■ TASK BRIEF ■
Nothing in the records may be left out or altered; reproduce them all exactly.

■ MATERIAL SHOWN ■
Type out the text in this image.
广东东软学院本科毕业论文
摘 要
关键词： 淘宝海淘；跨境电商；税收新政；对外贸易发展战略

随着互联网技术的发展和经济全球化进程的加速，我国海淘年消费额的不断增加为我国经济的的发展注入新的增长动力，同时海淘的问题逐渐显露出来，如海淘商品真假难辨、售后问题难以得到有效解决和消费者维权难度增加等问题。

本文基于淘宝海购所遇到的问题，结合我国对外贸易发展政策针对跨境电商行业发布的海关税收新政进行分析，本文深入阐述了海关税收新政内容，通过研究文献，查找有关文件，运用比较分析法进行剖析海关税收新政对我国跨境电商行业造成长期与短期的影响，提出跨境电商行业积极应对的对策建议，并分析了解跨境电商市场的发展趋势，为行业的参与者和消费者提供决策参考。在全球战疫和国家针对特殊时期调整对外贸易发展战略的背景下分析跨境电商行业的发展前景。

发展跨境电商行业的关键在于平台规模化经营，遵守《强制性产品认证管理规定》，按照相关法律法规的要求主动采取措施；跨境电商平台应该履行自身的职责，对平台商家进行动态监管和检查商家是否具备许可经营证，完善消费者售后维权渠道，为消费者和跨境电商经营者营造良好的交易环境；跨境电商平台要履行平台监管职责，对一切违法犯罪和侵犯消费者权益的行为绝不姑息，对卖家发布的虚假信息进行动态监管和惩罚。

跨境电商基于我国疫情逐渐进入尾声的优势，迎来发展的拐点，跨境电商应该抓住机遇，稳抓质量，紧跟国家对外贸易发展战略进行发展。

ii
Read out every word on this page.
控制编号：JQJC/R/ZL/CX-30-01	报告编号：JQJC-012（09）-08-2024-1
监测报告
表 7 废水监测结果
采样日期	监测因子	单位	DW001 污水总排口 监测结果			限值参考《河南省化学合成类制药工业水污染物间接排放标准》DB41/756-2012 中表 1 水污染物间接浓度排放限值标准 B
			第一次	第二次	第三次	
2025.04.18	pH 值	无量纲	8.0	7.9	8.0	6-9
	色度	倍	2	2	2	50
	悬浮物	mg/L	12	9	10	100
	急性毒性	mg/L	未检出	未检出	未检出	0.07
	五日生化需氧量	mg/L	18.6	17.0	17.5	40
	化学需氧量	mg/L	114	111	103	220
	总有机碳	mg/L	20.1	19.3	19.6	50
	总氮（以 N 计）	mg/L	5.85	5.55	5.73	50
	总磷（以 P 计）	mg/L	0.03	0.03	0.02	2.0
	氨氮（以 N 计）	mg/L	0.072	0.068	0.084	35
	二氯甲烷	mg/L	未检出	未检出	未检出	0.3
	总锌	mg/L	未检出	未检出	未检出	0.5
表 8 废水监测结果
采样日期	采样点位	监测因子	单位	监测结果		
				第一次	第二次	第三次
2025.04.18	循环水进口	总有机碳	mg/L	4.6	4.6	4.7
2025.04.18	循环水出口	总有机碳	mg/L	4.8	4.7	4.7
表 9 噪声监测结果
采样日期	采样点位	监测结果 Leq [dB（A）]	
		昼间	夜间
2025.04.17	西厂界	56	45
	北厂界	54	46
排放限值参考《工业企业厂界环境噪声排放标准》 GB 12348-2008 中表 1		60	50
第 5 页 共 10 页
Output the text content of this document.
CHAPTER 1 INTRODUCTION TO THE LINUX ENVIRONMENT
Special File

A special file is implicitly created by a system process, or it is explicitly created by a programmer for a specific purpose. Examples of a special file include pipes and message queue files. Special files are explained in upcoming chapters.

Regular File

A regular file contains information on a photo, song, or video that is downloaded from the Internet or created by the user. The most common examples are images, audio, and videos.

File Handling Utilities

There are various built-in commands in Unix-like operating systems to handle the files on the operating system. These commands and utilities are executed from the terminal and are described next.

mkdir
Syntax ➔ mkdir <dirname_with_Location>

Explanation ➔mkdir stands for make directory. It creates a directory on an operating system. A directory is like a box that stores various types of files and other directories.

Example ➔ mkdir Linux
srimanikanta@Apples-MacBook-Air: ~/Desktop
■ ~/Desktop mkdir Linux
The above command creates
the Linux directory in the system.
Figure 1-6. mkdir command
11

■ WRITTEN RESPONSE ■
Type out the text in this image.
广东东软学院本科毕业论文
摘 要
关键词： 淘宝海淘；跨境电商；税收新政；对外贸易发展战略

随着互联网技术的发展和经济全球化进程的加速，我国海淘年消费额的不断增加为我国经济的的发展注入新的增长动力，同时海淘的问题逐渐显露出来，如海淘商品真假难辨、售后问题难以得到有效解决和消费者维权难度增加等问题。

本文基于淘宝海购所遇到的问题，结合我国对外贸易发展政策针对跨境电商行业发布的海关税收新政进行分析，本文深入阐述了海关税收新政内容，通过研究文献，查找有关文件，运用比较分析法进行剖析海关税收新政对我国跨境电商行业造成长期与短期的影响，提出跨境电商行业积极应对的对策建议，并分析了解跨境电商市场的发展趋势，为行业的参与者和消费者提供决策参考。在全球战疫和国家针对特殊时期调整对外贸易发展战略的背景下分析跨境电商行业的发展前景。

发展跨境电商行业的关键在于平台规模化经营，遵守《强制性产品认证管理规定》，按照相关法律法规的要求主动采取措施；跨境电商平台应该履行自身的职责，对平台商家进行动态监管和检查商家是否具备许可经营证，完善消费者售后维权渠道，为消费者和跨境电商经营者营造良好的交易环境；跨境电商平台要履行平台监管职责，对一切违法犯罪和侵犯消费者权益的行为绝不姑息，对卖家发布的虚假信息进行动态监管和惩罚。

跨境电商基于我国疫情逐渐进入尾声的优势，迎来发展的拐点，跨境电商应该抓住机遇，稳抓质量，紧跟国家对外贸易发展战略进行发展。

ii
Read out every word on this page.
控制编号：JQJC/R/ZL/CX-30-01	报告编号：JQJC-012（09）-08-2024-1
监测报告
表 7 废水监测结果
采样日期	监测因子	单位	DW001 污水总排口 监测结果			限值参考《河南省化学合成类制药工业水污染物间接排放标准》DB41/756-2012 中表 1 水污染物间接浓度排放限值标准 B
			第一次	第二次	第三次	
2025.04.18	pH 值	无量纲	8.0	7.9	8.0	6-9
	色度	倍	2	2	2	50
	悬浮物	mg/L	12	9	10	100
	急性毒性	mg/L	未检出	未检出	未检出	0.07
	五日生化需氧量	mg/L	18.6	17.0	17.5	40
	化学需氧量	mg/L	114	111	103	220
	总有机碳	mg/L	20.1	19.3	19.6	50
	总氮（以 N 计）	mg/L	5.85	5.55	5.73	50
	总磷（以 P 计）	mg/L	0.03	0.03	0.02	2.0
	氨氮（以 N 计）	mg/L	0.072	0.068	0.084	35
	二氯甲烷	mg/L	未检出	未检出	未检出	0.3
	总锌	mg/L	未检出	未检出	未检出	0.5
表 8 废水监测结果
采样日期	采样点位	监测因子	单位	监测结果		
				第一次	第二次	第三次
2025.04.18	循环水进口	总有机碳	mg/L	4.6	4.6	4.7
2025.04.18	循环水出口	总有机碳	mg/L	4.8	4.7	4.7
表 9 噪声监测结果
采样日期	采样点位	监测结果 Leq [dB（A）]	
		昼间	夜间
2025.04.17	西厂界	56	45
	北厂界	54	46
排放限值参考《工业企业厂界环境噪声排放标准》 GB 12348-2008 中表 1		60	50
第 5 页 共 10 页
Output the text content of this document.
CHAPTER 1 INTRODUCTION TO THE LINUX ENVIRONMENT
Special File

A special file is implicitly created by a system process, or it is explicitly created by a programmer for a specific purpose. Examples of a special file include pipes and message queue files. Special files are explained in upcoming chapters.

Regular File

A regular file contains information on a photo, song, or video that is downloaded from the Internet or created by the user. The most common examples are images, audio, and videos.

File Handling Utilities

There are various built-in commands in Unix-like operating systems to handle the files on the operating system. These commands and utilities are executed from the terminal and are described next.

mkdir
Syntax ➔ mkdir <dirname_with_Location>

Explanation ➔mkdir stands for make directory. It creates a directory on an operating system. A directory is like a box that stores various types of files and other directories.

Example ➔ mkdir Linux
srimanikanta@Apples-MacBook-Air: ~/Desktop
■ ~/Desktop mkdir Linux
The above command creates
the Linux directory in the system.
Figure 1-6. mkdir command
11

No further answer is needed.